Data listing:
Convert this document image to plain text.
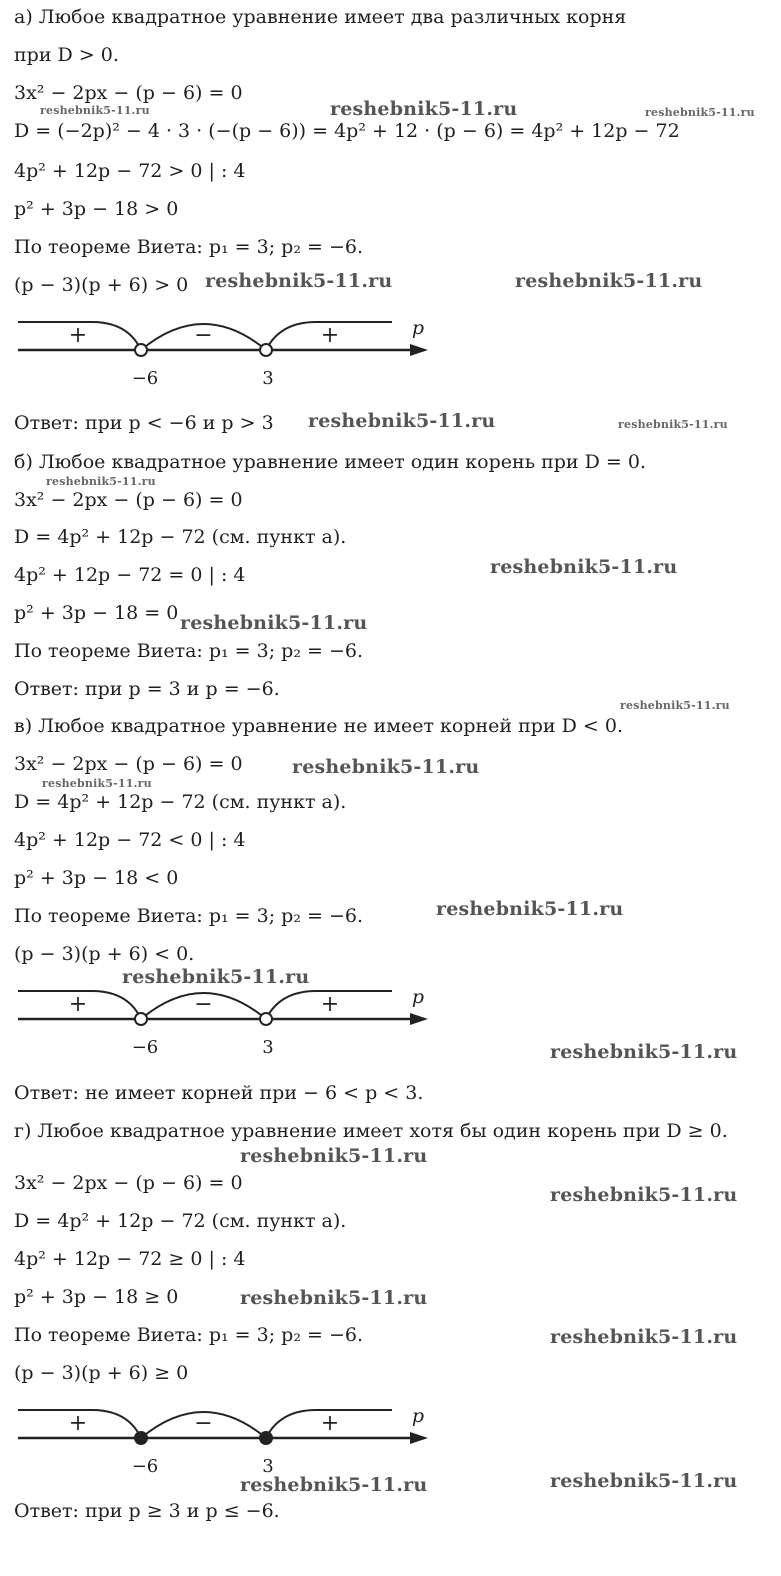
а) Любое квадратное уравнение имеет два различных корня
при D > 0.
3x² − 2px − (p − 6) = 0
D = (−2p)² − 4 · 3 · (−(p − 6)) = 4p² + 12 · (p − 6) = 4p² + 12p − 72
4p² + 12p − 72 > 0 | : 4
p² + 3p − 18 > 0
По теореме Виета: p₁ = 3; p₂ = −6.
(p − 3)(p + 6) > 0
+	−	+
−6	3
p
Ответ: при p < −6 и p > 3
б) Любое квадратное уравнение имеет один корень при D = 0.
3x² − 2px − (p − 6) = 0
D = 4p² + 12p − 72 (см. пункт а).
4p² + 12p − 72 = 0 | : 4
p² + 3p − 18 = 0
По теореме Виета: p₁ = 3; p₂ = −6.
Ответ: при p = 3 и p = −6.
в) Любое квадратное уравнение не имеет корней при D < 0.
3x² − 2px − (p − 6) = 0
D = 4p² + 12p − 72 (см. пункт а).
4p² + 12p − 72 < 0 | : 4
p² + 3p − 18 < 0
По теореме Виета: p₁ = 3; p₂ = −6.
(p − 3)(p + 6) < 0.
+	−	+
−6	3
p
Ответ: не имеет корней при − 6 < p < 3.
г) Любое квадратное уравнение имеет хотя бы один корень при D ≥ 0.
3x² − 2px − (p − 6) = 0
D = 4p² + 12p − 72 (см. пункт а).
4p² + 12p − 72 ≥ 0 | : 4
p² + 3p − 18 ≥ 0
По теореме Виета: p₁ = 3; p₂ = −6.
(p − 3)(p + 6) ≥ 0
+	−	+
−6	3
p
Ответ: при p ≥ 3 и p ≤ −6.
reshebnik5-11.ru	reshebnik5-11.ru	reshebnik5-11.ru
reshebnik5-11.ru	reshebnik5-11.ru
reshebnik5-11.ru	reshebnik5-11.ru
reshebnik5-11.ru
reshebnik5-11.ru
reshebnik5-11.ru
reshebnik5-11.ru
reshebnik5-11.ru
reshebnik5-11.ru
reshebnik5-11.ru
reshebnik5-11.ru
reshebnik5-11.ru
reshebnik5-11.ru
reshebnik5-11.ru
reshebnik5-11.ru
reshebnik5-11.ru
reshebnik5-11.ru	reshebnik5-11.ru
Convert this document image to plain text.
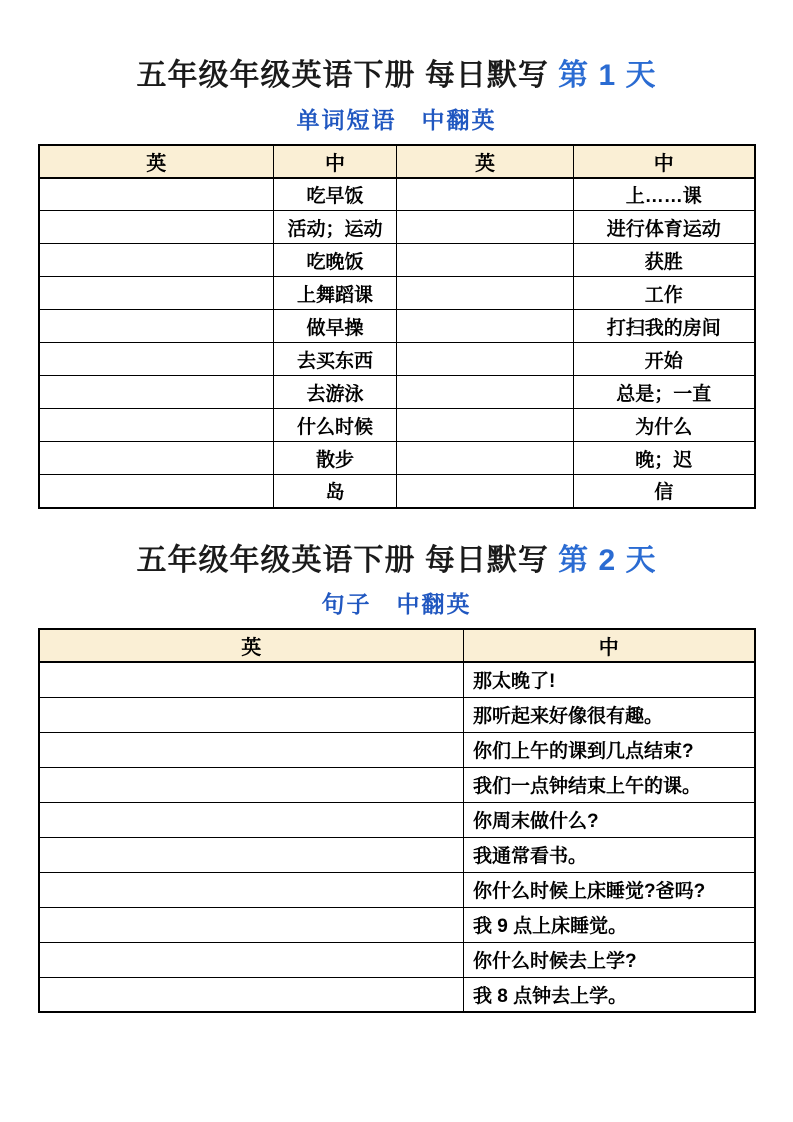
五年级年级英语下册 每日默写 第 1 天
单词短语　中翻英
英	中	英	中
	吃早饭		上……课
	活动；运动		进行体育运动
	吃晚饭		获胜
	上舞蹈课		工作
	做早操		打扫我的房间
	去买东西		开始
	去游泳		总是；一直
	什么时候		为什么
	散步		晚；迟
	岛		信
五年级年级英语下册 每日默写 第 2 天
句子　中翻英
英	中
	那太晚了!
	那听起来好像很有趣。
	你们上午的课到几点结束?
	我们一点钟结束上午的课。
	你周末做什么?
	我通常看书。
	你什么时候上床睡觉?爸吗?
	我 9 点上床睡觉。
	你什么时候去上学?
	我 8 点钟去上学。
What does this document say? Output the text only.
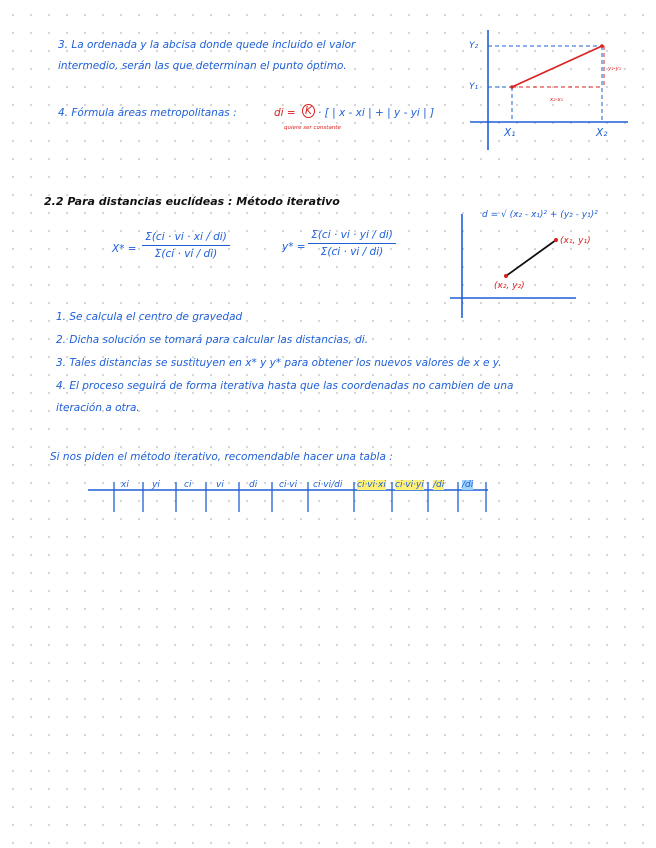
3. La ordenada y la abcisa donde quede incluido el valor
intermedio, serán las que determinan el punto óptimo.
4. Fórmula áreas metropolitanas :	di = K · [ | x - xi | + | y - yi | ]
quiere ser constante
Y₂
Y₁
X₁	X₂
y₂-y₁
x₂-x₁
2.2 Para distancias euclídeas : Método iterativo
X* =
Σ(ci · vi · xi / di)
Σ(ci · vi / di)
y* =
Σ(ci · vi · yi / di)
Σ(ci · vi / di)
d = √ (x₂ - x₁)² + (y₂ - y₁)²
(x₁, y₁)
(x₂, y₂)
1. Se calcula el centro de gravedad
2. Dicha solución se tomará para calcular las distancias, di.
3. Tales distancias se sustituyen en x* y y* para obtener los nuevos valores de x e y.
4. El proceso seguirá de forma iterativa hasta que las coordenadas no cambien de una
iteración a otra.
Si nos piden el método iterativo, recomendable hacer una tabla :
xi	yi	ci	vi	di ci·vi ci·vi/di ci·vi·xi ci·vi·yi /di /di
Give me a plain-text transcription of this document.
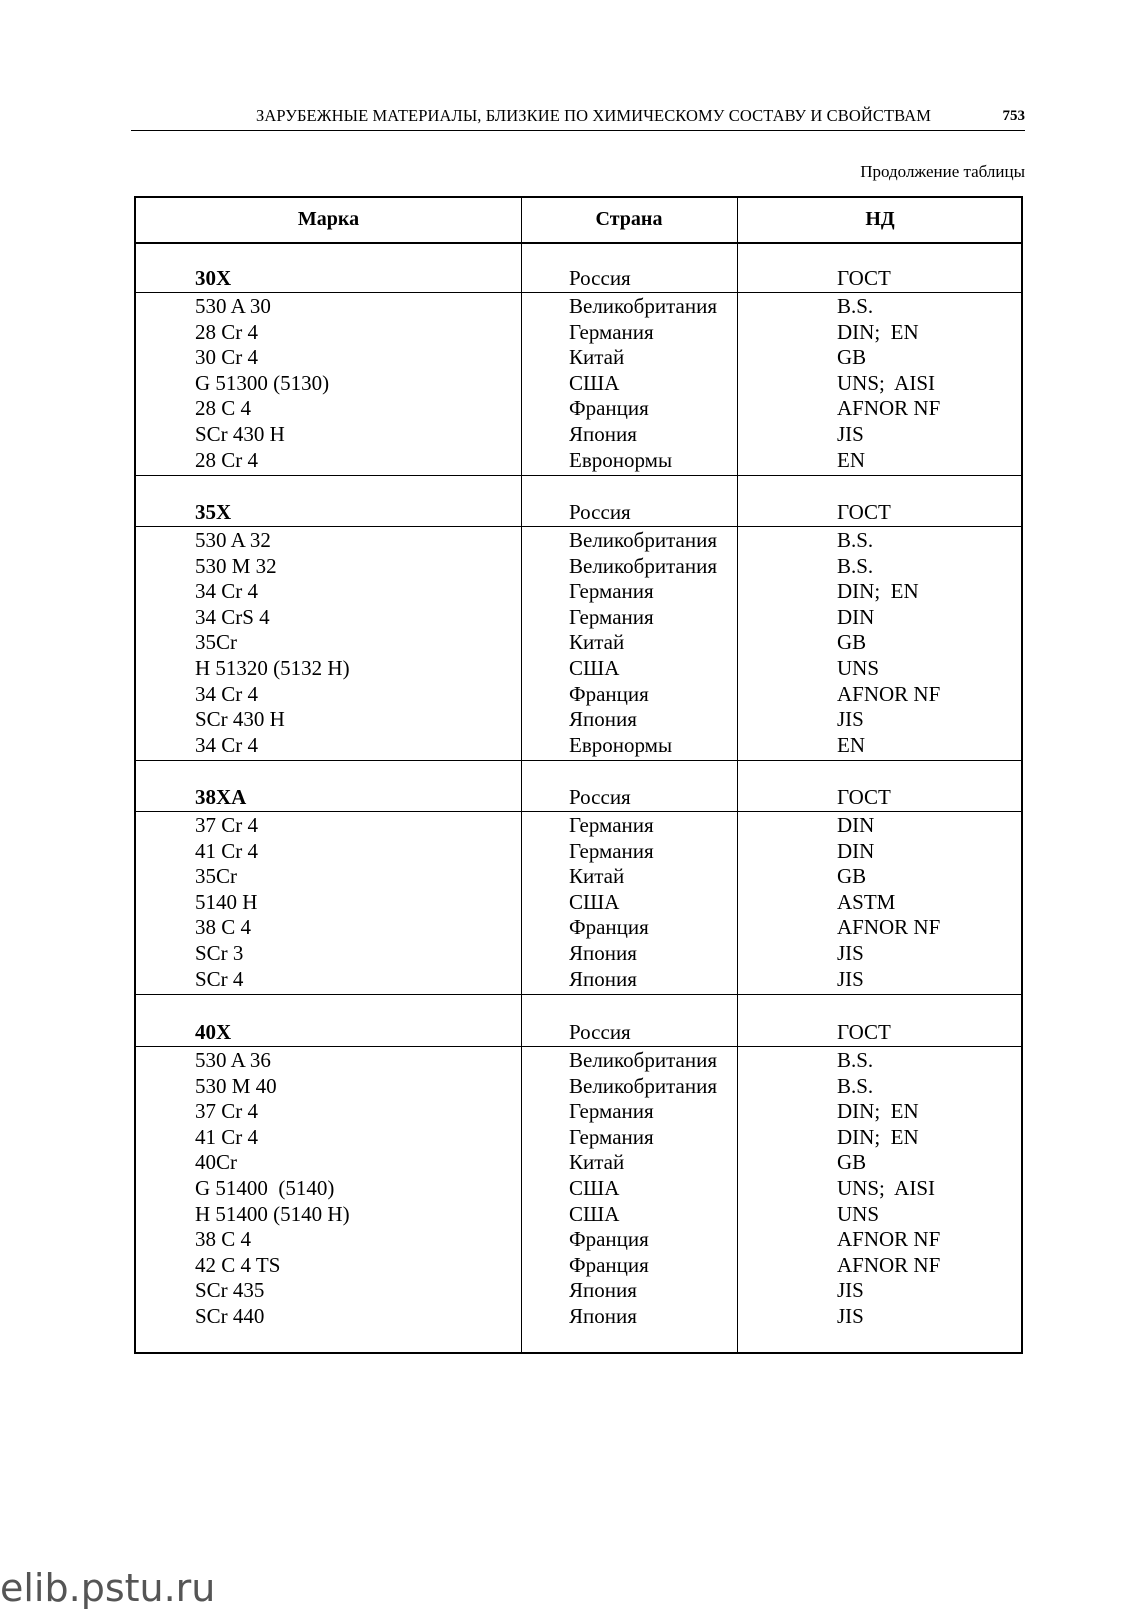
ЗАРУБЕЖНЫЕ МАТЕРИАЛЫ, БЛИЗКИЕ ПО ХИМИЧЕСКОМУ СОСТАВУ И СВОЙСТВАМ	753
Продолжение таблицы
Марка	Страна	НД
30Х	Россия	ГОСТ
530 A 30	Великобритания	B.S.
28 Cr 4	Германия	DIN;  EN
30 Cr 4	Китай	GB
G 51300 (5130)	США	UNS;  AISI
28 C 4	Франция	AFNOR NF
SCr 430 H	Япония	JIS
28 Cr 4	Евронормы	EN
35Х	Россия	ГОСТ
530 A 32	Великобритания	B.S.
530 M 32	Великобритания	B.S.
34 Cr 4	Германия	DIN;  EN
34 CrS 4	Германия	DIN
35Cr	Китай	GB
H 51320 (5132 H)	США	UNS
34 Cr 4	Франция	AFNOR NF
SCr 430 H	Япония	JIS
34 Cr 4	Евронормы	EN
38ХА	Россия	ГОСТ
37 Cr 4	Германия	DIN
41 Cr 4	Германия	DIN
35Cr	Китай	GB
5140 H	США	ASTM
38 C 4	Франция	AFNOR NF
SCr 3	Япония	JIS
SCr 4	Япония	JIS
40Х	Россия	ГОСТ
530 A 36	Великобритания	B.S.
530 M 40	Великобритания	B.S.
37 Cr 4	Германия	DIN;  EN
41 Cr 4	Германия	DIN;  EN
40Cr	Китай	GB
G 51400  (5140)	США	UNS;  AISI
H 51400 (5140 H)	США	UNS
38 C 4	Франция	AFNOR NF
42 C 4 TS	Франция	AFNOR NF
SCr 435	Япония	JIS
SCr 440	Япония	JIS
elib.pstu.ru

YOUR TASK
Starting at the line that contains "Give me a plain-text", retype each line through the final one in the listing, with both ends kept and the pictures omitted.

TASK RESPONSE
Give me a plain-text transcription of this document.
ЗАРУБЕЖНЫЕ МАТЕРИАЛЫ, БЛИЗКИЕ ПО ХИМИЧЕСКОМУ СОСТАВУ И СВОЙСТВАМ	753
Продолжение таблицы
Марка	Страна	НД
30Х	Россия	ГОСТ
530 A 30	Великобритания	B.S.
28 Cr 4	Германия	DIN;  EN
30 Cr 4	Китай	GB
G 51300 (5130)	США	UNS;  AISI
28 C 4	Франция	AFNOR NF
SCr 430 H	Япония	JIS
28 Cr 4	Евронормы	EN
35Х	Россия	ГОСТ
530 A 32	Великобритания	B.S.
530 M 32	Великобритания	B.S.
34 Cr 4	Германия	DIN;  EN
34 CrS 4	Германия	DIN
35Cr	Китай	GB
H 51320 (5132 H)	США	UNS
34 Cr 4	Франция	AFNOR NF
SCr 430 H	Япония	JIS
34 Cr 4	Евронормы	EN
38ХА	Россия	ГОСТ
37 Cr 4	Германия	DIN
41 Cr 4	Германия	DIN
35Cr	Китай	GB
5140 H	США	ASTM
38 C 4	Франция	AFNOR NF
SCr 3	Япония	JIS
SCr 4	Япония	JIS
40Х	Россия	ГОСТ
530 A 36	Великобритания	B.S.
530 M 40	Великобритания	B.S.
37 Cr 4	Германия	DIN;  EN
41 Cr 4	Германия	DIN;  EN
40Cr	Китай	GB
G 51400  (5140)	США	UNS;  AISI
H 51400 (5140 H)	США	UNS
38 C 4	Франция	AFNOR NF
42 C 4 TS	Франция	AFNOR NF
SCr 435	Япония	JIS
SCr 440	Япония	JIS
elib.pstu.ru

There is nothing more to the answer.